Dataset items>
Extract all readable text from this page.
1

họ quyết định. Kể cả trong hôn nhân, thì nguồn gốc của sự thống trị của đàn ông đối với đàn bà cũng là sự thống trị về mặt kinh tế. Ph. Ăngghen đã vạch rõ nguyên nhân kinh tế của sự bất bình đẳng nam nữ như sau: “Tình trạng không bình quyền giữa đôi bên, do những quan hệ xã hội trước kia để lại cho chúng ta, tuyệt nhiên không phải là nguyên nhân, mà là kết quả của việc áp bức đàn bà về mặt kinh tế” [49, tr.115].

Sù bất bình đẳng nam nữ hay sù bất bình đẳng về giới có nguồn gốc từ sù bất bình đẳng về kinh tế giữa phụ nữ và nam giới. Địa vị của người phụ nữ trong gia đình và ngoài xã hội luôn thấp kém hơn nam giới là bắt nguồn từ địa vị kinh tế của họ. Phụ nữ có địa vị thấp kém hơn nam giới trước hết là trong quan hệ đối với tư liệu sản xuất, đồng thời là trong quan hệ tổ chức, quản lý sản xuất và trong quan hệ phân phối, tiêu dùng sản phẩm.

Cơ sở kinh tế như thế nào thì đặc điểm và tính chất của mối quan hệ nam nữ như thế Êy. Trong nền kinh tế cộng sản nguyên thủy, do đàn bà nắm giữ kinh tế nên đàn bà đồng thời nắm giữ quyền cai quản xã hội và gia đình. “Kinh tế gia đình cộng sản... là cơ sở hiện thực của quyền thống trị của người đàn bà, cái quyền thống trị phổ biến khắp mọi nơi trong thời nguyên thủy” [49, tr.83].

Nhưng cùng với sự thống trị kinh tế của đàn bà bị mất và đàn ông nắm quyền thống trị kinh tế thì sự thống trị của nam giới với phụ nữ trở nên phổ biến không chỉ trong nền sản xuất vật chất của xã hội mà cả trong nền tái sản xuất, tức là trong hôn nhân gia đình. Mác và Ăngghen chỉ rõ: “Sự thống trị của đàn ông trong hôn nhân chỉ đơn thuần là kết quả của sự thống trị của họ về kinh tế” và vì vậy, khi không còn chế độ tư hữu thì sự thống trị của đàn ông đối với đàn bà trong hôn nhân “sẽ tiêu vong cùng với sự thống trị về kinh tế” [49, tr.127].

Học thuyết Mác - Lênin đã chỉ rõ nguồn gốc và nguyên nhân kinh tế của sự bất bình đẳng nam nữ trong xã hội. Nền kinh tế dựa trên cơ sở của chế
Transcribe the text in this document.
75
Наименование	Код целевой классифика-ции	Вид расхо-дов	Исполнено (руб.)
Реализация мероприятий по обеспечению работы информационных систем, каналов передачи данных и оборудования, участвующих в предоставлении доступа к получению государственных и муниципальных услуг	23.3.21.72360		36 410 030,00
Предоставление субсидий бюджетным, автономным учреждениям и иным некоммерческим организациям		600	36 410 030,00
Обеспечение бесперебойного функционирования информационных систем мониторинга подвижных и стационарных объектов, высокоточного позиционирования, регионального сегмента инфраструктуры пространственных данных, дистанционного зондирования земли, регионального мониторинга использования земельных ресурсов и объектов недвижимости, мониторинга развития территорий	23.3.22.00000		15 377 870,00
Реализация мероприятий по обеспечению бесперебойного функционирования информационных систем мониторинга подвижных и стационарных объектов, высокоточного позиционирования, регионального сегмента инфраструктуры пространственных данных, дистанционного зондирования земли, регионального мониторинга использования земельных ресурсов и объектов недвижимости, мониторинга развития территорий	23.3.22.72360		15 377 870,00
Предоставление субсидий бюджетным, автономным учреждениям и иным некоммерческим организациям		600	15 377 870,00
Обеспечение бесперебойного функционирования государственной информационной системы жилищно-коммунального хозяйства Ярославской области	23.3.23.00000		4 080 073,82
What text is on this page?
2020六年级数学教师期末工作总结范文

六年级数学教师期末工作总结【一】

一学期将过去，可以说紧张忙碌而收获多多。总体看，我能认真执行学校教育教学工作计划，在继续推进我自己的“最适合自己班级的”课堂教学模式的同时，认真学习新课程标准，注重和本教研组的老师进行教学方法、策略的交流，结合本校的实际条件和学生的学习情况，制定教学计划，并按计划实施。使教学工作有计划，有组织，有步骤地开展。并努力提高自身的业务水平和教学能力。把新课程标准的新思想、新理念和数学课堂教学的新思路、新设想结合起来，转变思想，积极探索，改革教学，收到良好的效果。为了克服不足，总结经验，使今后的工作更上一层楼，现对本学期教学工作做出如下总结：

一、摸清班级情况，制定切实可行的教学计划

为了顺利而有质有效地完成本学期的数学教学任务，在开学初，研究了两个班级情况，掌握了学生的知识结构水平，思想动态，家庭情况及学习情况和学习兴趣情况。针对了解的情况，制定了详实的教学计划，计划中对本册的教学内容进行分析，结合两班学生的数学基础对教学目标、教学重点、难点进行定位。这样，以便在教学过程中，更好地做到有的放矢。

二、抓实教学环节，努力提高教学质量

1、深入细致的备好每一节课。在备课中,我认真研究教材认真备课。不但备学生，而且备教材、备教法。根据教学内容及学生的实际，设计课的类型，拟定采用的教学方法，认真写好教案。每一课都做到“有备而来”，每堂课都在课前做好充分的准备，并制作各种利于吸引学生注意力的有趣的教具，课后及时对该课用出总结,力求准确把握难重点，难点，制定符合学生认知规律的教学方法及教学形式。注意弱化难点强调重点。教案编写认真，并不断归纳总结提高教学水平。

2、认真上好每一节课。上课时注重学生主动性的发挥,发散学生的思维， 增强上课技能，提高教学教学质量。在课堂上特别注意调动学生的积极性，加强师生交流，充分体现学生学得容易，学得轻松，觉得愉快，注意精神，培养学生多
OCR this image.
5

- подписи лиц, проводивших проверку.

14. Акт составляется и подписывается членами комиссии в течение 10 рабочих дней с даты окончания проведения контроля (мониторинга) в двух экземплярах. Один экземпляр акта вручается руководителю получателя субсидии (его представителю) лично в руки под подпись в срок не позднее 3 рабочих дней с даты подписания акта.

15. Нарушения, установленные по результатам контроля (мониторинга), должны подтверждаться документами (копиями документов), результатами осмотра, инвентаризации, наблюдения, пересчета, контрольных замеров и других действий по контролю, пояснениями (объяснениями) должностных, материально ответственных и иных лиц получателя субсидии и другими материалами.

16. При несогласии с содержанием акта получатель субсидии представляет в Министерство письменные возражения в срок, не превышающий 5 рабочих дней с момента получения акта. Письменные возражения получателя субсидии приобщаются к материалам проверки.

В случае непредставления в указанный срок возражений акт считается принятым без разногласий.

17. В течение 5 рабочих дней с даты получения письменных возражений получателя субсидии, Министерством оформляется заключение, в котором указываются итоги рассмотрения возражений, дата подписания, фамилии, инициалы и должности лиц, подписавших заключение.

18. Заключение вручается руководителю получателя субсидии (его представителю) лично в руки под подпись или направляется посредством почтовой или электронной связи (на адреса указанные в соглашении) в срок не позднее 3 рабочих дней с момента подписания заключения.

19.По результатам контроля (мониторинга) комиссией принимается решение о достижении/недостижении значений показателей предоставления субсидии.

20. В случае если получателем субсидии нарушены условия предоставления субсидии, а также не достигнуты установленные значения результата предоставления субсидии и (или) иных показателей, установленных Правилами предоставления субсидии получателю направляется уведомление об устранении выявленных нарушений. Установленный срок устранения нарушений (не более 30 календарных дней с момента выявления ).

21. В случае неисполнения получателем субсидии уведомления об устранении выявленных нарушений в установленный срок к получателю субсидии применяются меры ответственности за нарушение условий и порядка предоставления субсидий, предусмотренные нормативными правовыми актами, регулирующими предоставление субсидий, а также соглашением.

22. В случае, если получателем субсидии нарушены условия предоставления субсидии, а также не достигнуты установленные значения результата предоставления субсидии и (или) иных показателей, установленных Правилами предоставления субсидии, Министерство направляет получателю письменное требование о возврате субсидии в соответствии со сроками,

To be done> Check each line of the records for "нарушений" and copy the ones that contain it.

Written solution>
20. В случае если получателем субсидии нарушены условия предоставления субсидии, а также не достигнуты установленные значения результата предоставления субсидии и (или) иных показателей, установленных Правилами предоставления субсидии получателю направляется уведомление об устранении выявленных нарушений. Установленный срок устранения нарушений (не более 30 календарных дней с момента выявления ).
21. В случае неисполнения получателем субсидии уведомления об устранении выявленных нарушений в установленный срок к получателю субсидии применяются меры ответственности за нарушение условий и порядка предоставления субсидий, предусмотренные нормативными правовыми актами, регулирующими предоставление субсидий, а также соглашением.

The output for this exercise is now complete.